People v. Hoffman

76 Misc. 2d 564, 351 N.Y.S.2d 87, 1973 N.Y. Misc. LEXIS 1534
CourtNew York Supreme Court
DecidedDecember 18, 1973
StatusPublished
Cited by3 cases

This text of 76 Misc. 2d 564 (People v. Hoffman) is published on Counsel Stack Legal Research, covering New York Supreme Court primary law. Counsel Stack provides free access to over 12 million legal documents including statutes, case law, regulations, and constitutions.

Bluebook
People v. Hoffman, 76 Misc. 2d 564, 351 N.Y.S.2d 87, 1973 N.Y. Misc. LEXIS 1534 (N.Y. Super. Ct. 1973).

Opinion

Abbaham I. Kalina, J.

This is a motion for an order, pursuant to paragraph (h) of subdivision 1 of CPL 210.20 et seq. to dismiss the indictments herein, or in the alternative, for an evidentiary hearing on the issue of whether cocaine has been misclassified as a narcotic drug pursuant to article 220.00 of the Penal Law.

The defendants do not challenge the constitutional authority of the Legislature to regulate' or even to criminalize any narcotic or otherwise, where a rational basis for the legislative classifications established is shown. What defendants do challenge is the classification of cocaine as a “ narcotic ” drug, not merely with the narcotic drugs.

The defendants further contend that the classification of cocaine as a narcotic drug was a mistake when it was first made in the Harrison Narcotics Act of 1914 (38 U. S. Stat. 785) and it has' been perpetuated in State and Federal law ever since. It is further contended by the defendants that scientists are now, and have long been, in unanimous agreement that cocaine has fundamentally different effects and characteristics from the so-called narcotic drugs, and it is further claimed that the scientific community has found the effects of cocaine to be virtually identical to those of the amphetamines which ¡are treated in a different manner under our Penal Law.

Defendants further contend that the court can deny the motion without conducting a hearing only if the circumstances set forth in paragraphs (a) through (c) of subdivision 5 of CPL 210.45 exist.

The defendants have been indicted for criminal sale and possession of more than 16 ounces of cocaine and for conspiracy to sell and possess cocaine. The legal basis claimed on this motion is that the sections of the Penal Law which prohibit the sale and possession of cocaine are in violation of the due process, equal protection, and cruel and unusual punishment clauses of the United States Constitution.

## DATA RECORDS:
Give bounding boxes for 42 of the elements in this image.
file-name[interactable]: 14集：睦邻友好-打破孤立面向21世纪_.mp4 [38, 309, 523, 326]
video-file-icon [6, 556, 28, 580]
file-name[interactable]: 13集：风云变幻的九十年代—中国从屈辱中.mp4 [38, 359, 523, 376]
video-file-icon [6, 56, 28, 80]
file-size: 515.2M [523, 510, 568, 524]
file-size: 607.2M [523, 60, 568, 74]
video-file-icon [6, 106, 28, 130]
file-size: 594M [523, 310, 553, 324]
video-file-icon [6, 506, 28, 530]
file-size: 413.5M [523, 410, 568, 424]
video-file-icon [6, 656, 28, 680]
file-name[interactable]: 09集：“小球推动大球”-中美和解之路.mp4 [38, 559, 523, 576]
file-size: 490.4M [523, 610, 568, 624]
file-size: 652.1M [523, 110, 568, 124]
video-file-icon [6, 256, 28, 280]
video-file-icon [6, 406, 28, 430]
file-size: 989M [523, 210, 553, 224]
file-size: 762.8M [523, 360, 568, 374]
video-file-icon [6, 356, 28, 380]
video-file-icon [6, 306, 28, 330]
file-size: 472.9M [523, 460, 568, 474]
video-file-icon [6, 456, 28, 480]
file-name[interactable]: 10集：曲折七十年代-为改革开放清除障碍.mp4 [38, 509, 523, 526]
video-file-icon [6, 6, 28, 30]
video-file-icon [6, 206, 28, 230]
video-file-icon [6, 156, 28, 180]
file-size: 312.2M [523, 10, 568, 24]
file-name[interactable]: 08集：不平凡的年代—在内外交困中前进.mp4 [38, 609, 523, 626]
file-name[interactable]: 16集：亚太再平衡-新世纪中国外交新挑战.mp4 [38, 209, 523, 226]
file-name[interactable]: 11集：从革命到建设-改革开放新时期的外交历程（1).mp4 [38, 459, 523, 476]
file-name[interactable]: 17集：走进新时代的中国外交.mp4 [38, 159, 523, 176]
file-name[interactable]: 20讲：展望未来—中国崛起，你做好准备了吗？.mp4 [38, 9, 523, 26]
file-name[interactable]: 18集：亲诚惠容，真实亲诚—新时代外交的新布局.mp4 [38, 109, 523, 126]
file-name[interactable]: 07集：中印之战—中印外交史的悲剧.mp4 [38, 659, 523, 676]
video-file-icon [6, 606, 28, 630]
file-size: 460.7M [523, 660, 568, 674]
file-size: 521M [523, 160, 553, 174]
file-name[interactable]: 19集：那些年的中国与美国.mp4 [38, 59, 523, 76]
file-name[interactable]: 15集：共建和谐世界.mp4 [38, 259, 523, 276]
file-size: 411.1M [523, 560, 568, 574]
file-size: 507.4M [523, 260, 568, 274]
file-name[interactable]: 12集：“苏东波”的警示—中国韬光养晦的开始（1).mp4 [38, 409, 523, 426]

## QUESTIONS ON THE MATERIAL:
1 > In the People v. Hoffman opinion, what amount of cocaine are the defendants indicted for selling and possessing?
2 > Reproduce the People v. Hoffman opinion word for word, starting at "Abbaham I. Kalina, J." and ending at "the Penal Law.".
3 > Write the next part of the People v. Hoffman opinion, picking up after its final sentence.

## ANSWERS TO THE PROBLEMS:
1 > More than 16 ounces.

2 >
Abbaham I. Kalina, J.

This is a motion for an order, pursuant to paragraph (h) of subdivision 1 of CPL 210.20 et seq. to dismiss the indictments herein, or in the alternative, for an evidentiary hearing on the issue of whether cocaine has been misclassified as a narcotic drug pursuant to article 220.00 of the Penal Law.

3 >
The defendants herein raise the issue that the Legislature has misclassified cocaine as a “ narcotic drug.” It is true that, medically and pharmacologically, cocaine is not a narcotic drug in the true sense; however, the terminology used by the Legislature was not in this sense. The term ‘ ‘ narcotic drug ’ ’ as used by the Legislature was for those drugs which were the [566]*566most dangerous and include all the drugs the Legislature considered as such. It should, be noted that in enacting article 220 of the revised Penal Law in 1967. the Legislature titled part three of the Penal Law, “ Title M — Offenses against Public Health and Morals — Article 220 — Dangerous Drug Offenses.” In fact, the Legislature prior to the enactment of the statute in question was fully aware that cocaine was not truly narcotic, and still determined to classify cocaine in the same manner as true narcotic drugs, based on the numerous studies, reports and public hearings conducted by the Temporary State Commission to Evaluate the Drug Laws, as to the dangers of cocaine and the necessity of regulating its illegal distribution and nonmedical use.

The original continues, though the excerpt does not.